## DATA TO USE
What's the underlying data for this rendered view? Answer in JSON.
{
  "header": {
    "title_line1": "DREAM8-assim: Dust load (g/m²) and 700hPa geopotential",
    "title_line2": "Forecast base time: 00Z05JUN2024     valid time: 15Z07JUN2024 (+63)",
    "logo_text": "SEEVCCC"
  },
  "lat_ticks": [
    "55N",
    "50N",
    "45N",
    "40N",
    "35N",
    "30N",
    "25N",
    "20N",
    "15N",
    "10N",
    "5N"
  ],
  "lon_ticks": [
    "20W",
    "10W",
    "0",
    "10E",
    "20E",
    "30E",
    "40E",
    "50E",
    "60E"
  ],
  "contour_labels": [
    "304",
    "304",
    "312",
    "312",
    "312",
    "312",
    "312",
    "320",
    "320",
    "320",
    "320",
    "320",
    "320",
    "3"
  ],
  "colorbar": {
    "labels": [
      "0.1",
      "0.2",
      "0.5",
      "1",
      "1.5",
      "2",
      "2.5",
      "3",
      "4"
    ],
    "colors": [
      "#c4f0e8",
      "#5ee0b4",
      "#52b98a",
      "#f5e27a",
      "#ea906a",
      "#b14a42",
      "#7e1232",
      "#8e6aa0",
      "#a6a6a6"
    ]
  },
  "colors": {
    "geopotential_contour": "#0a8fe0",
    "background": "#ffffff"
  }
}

## STATED EXERCISE
Return the listing above in its exact form.

## SOLUTION TO THE EXERCISE
What's the underlying data for this rendered view? Answer in JSON.
{
  "header": {
    "title_line1": "DREAM8-assim: Dust load (g/m²) and 700hPa geopotential",
    "title_line2": "Forecast base time: 00Z05JUN2024     valid time: 15Z07JUN2024 (+63)",
    "logo_text": "SEEVCCC"
  },
  "lat_ticks": [
    "55N",
    "50N",
    "45N",
    "40N",
    "35N",
    "30N",
    "25N",
    "20N",
    "15N",
    "10N",
    "5N"
  ],
  "lon_ticks": [
    "20W",
    "10W",
    "0",
    "10E",
    "20E",
    "30E",
    "40E",
    "50E",
    "60E"
  ],
  "contour_labels": [
    "304",
    "304",
    "312",
    "312",
    "312",
    "312",
    "312",
    "320",
    "320",
    "320",
    "320",
    "320",
    "320",
    "3"
  ],
  "colorbar": {
    "labels": [
      "0.1",
      "0.2",
      "0.5",
      "1",
      "1.5",
      "2",
      "2.5",
      "3",
      "4"
    ],
    "colors": [
      "#c4f0e8",
      "#5ee0b4",
      "#52b98a",
      "#f5e27a",
      "#ea906a",
      "#b14a42",
      "#7e1232",
      "#8e6aa0",
      "#a6a6a6"
    ]
  },
  "colors": {
    "geopotential_contour": "#0a8fe0",
    "background": "#ffffff"
  }
}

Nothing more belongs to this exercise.